##### Records for processing

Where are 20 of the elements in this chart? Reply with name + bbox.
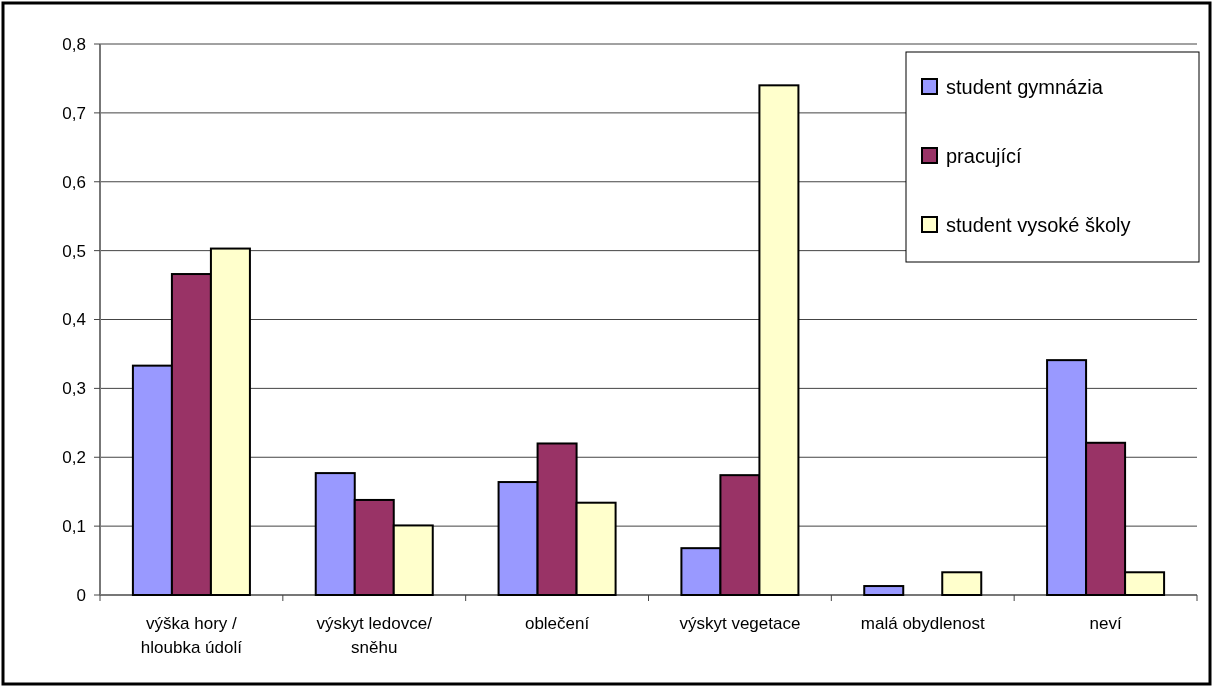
y-tick-label: 0,1 <box>62 517 86 537</box>
legend-label: student gymnázia <box>946 76 1104 98</box>
x-tick-label: malá obydlenost <box>860 614 985 633</box>
y-tick-label: 0,6 <box>62 172 86 192</box>
x-tick-label: výška hory / hloubka údolí <box>140 614 243 657</box>
y-tick-label: 0,7 <box>62 103 86 123</box>
y-tick-label: 0,3 <box>62 379 86 399</box>
y-tick-label: 0,2 <box>62 448 86 468</box>
x-tick-label: výskyt ledovce/ sněhu <box>316 614 433 657</box>
y-tick-label: 0,4 <box>62 310 86 330</box>
y-tick-label: 0 <box>76 585 86 605</box>
legend-label: student vysoké školy <box>946 214 1131 236</box>
bar <box>941 571 983 596</box>
x-tick-label: oblečení <box>524 614 590 633</box>
legend-label: pracující <box>946 145 1023 167</box>
y-tick-label: 0,8 <box>62 34 86 54</box>
y-tick-label: 0,5 <box>62 241 86 261</box>
bar <box>863 585 905 596</box>
x-tick-label: neví <box>1089 614 1122 633</box>
x-tick-label: výskyt vegetace <box>679 614 801 633</box>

##########

__The problem__:
Quote all the rows above word for word, but leave the picture out of your answer.

__Exercise response__:
Where are 20 of the elements in this chart? Reply with name + bbox.
y-tick-label: 0,1 <box>62 517 86 537</box>
legend-label: student gymnázia <box>946 76 1104 98</box>
x-tick-label: malá obydlenost <box>860 614 985 633</box>
y-tick-label: 0,6 <box>62 172 86 192</box>
x-tick-label: výška hory / hloubka údolí <box>140 614 243 657</box>
y-tick-label: 0,7 <box>62 103 86 123</box>
y-tick-label: 0,3 <box>62 379 86 399</box>
y-tick-label: 0,2 <box>62 448 86 468</box>
x-tick-label: výskyt ledovce/ sněhu <box>316 614 433 657</box>
y-tick-label: 0,4 <box>62 310 86 330</box>
y-tick-label: 0 <box>76 585 86 605</box>
legend-label: student vysoké školy <box>946 214 1131 236</box>
bar <box>941 571 983 596</box>
x-tick-label: oblečení <box>524 614 590 633</box>
legend-label: pracující <box>946 145 1023 167</box>
y-tick-label: 0,8 <box>62 34 86 54</box>
y-tick-label: 0,5 <box>62 241 86 261</box>
bar <box>863 585 905 596</box>
x-tick-label: neví <box>1089 614 1122 633</box>
x-tick-label: výskyt vegetace <box>679 614 801 633</box>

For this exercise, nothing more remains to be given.